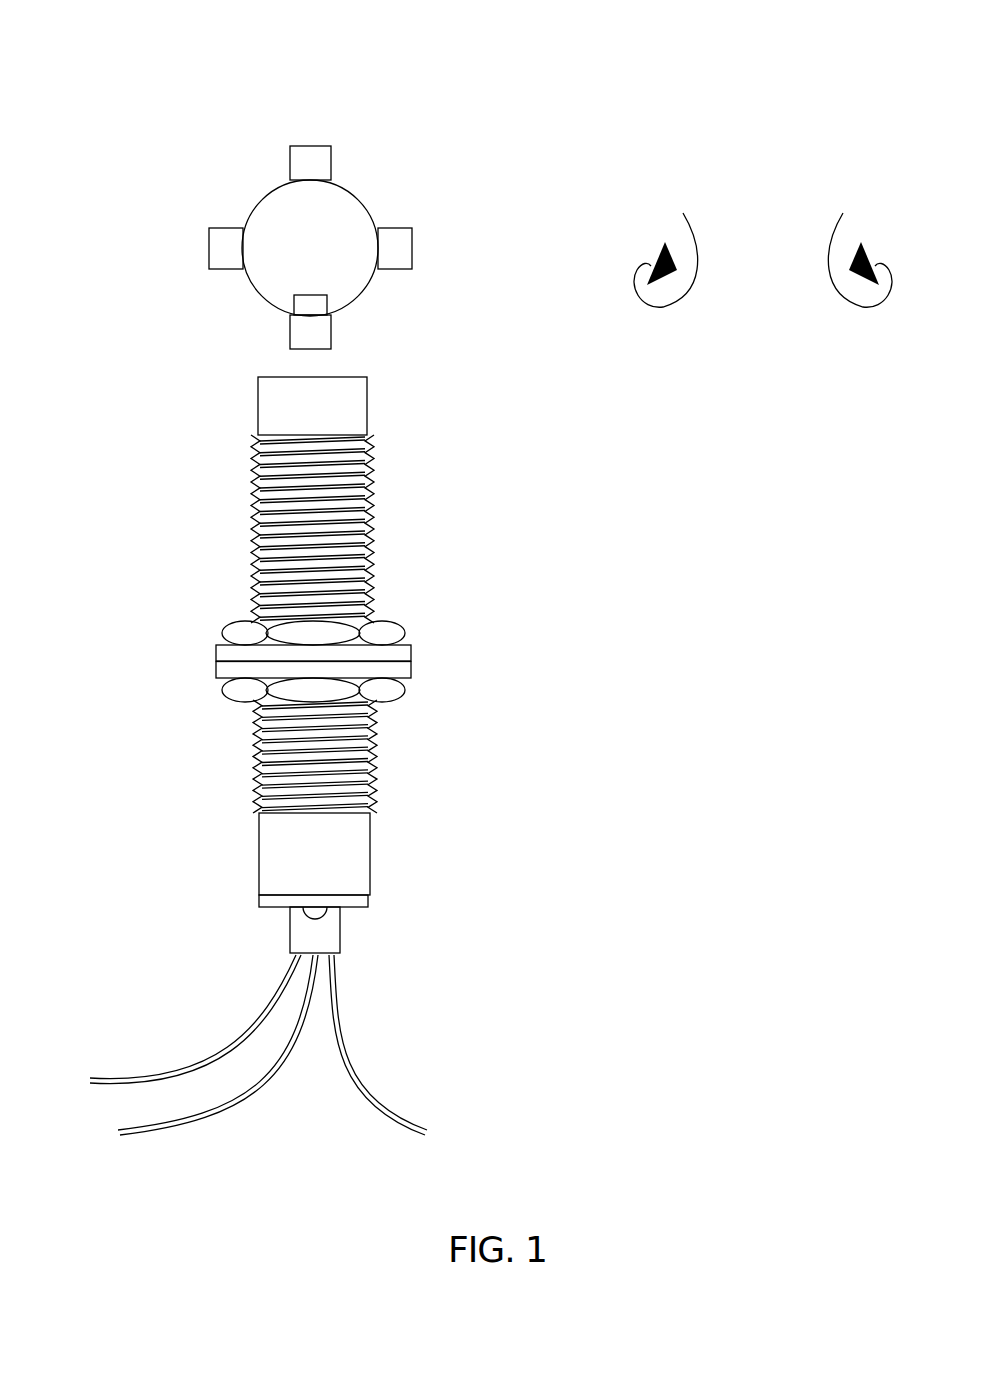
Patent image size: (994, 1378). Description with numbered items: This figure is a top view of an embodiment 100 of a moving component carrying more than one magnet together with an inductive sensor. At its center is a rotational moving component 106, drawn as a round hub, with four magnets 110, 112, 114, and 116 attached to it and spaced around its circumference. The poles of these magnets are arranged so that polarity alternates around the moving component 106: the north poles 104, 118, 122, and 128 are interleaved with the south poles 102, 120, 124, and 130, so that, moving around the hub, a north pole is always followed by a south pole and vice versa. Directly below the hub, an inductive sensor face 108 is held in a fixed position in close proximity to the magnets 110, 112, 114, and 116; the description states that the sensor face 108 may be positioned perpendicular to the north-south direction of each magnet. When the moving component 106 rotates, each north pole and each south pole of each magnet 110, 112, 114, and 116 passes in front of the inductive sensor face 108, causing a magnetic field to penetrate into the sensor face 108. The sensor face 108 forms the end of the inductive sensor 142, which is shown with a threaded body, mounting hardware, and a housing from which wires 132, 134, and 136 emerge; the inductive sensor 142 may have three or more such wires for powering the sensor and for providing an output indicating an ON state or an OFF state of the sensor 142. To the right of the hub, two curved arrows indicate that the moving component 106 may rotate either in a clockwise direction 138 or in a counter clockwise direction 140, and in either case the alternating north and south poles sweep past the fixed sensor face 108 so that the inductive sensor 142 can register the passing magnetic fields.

The sensor assembly 100 is at (158, 75).
The south pole 102 is at (232, 222).
The north pole 104 is at (220, 268).
The moving component 106 is at (333, 252).
The inductive sensor face 108 is at (333, 373).
The magnet 110 is at (217, 247).
The magnet 112 is at (308, 163).
The magnet 114 is at (400, 247).
The magnet 116 is at (313, 343).
The north pole 118 is at (290, 167).
The south pole 120 is at (333, 165).
The north pole 122 is at (390, 222).
The south pole 124 is at (390, 268).
The north pole 128 is at (332, 333).
The south pole 130 is at (290, 327).
The first wire 132 is at (195, 1070).
The second wire 134 is at (253, 1092).
The third wire 136 is at (343, 1057).
The clockwise direction 138 is at (665, 242).
The counter clockwise direction 140 is at (860, 242).
The inductive sensor 142 is at (362, 540).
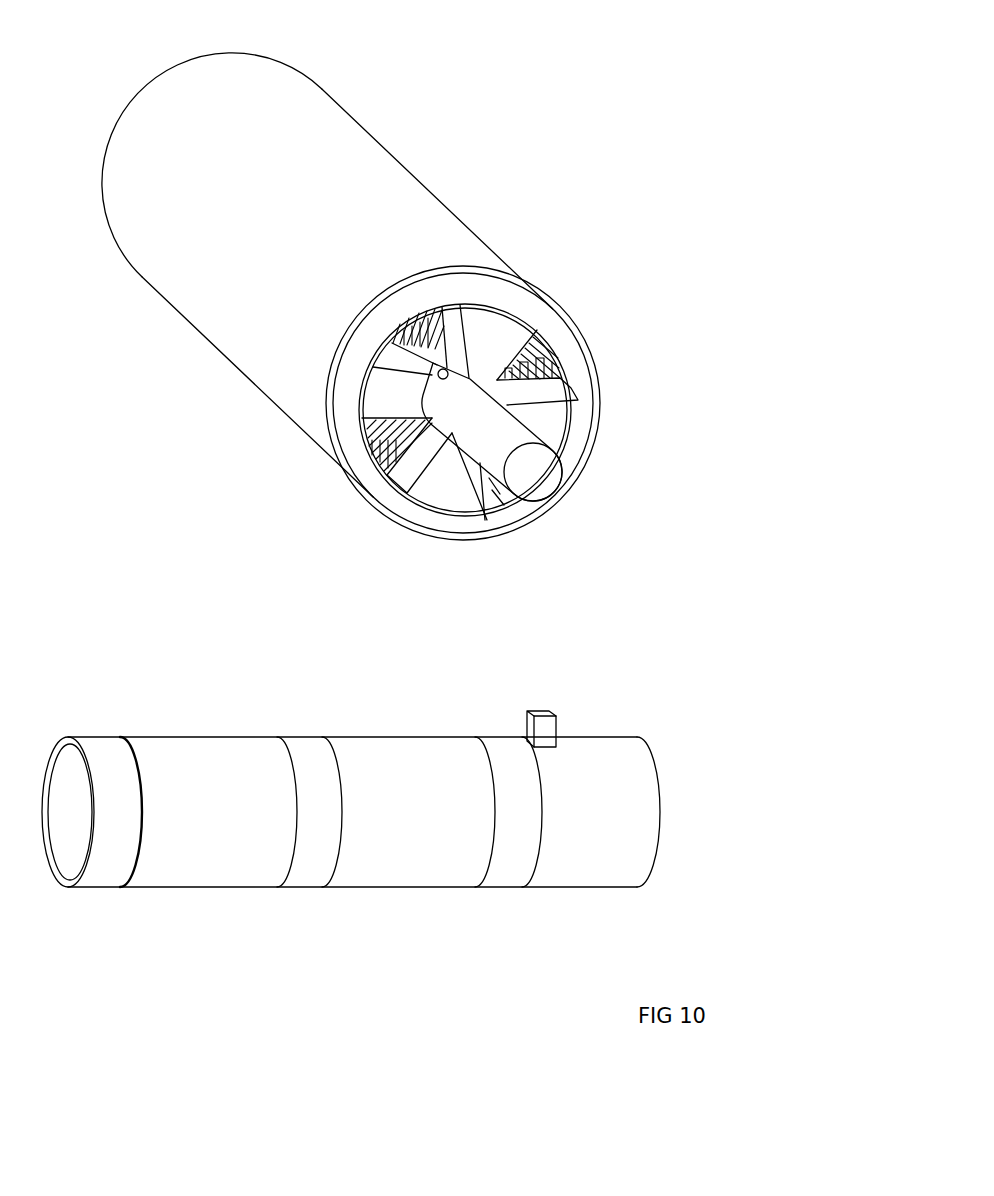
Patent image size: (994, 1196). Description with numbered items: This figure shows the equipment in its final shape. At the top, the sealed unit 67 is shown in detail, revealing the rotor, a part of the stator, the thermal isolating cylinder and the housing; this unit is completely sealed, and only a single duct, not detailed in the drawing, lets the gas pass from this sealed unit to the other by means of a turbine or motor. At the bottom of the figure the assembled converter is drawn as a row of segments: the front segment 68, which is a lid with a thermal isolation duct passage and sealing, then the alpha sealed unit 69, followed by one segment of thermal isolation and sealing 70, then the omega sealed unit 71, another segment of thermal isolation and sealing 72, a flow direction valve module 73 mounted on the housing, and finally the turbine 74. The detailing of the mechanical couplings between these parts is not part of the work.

The sealed unit 67 is at (351, 296).
The front segment 68 is at (100, 750).
The alpha sealed unit 69 is at (208, 748).
The segment of thermal isolation and sealing 70 is at (302, 748).
The omega sealed unit 71 is at (408, 752).
The segment of thermal isolation and sealing 72 is at (503, 748).
The flow direction valve module 73 is at (545, 728).
The turbine 74 is at (618, 757).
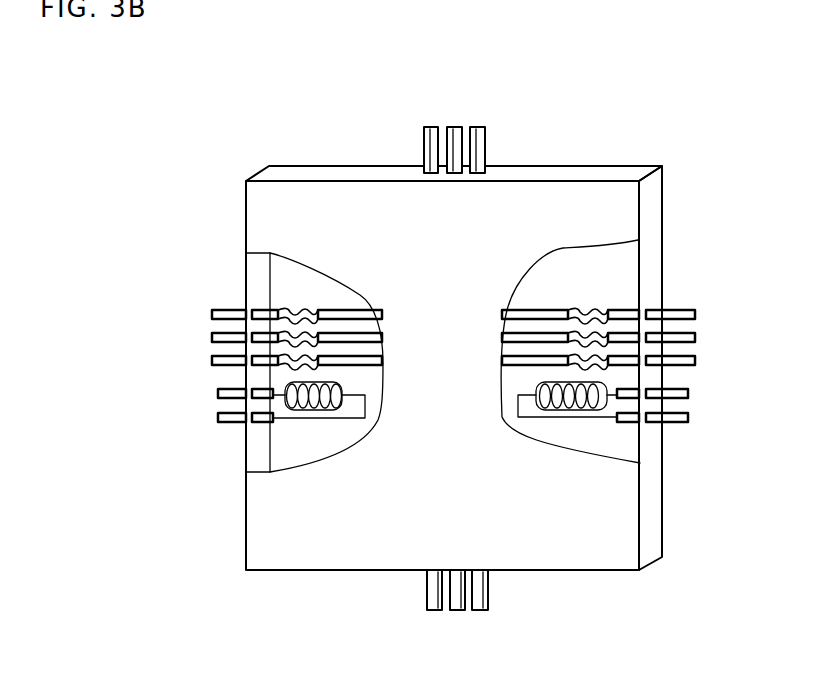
* * * * * * * * *
### Exercise description
Quote the part of the material that opens with the line containing "Patent image size: (994, 1196)." and closes with the line containing "The omega sealed unit 71 is at (408, 752).", both of those lines included.

### Solution
Patent image size: (994, 1196). Description with numbered items: This figure shows the equipment in its final shape. At the top, the sealed unit 67 is shown in detail, revealing the rotor, a part of the stator, the thermal isolating cylinder and the housing; this unit is completely sealed, and only a single duct, not detailed in the drawing, lets the gas pass from this sealed unit to the other by means of a turbine or motor. At the bottom of the figure the assembled converter is drawn as a row of segments: the front segment 68, which is a lid with a thermal isolation duct passage and sealing, then the alpha sealed unit 69, followed by one segment of thermal isolation and sealing 70, then the omega sealed unit 71, another segment of thermal isolation and sealing 72, a flow direction valve module 73 mounted on the housing, and finally the turbine 74. The detailing of the mechanical couplings between these parts is not part of the work.

The sealed unit 67 is at (351, 296).
The front segment 68 is at (100, 750).
The alpha sealed unit 69 is at (208, 748).
The segment of thermal isolation and sealing 70 is at (302, 748).
The omega sealed unit 71 is at (408, 752).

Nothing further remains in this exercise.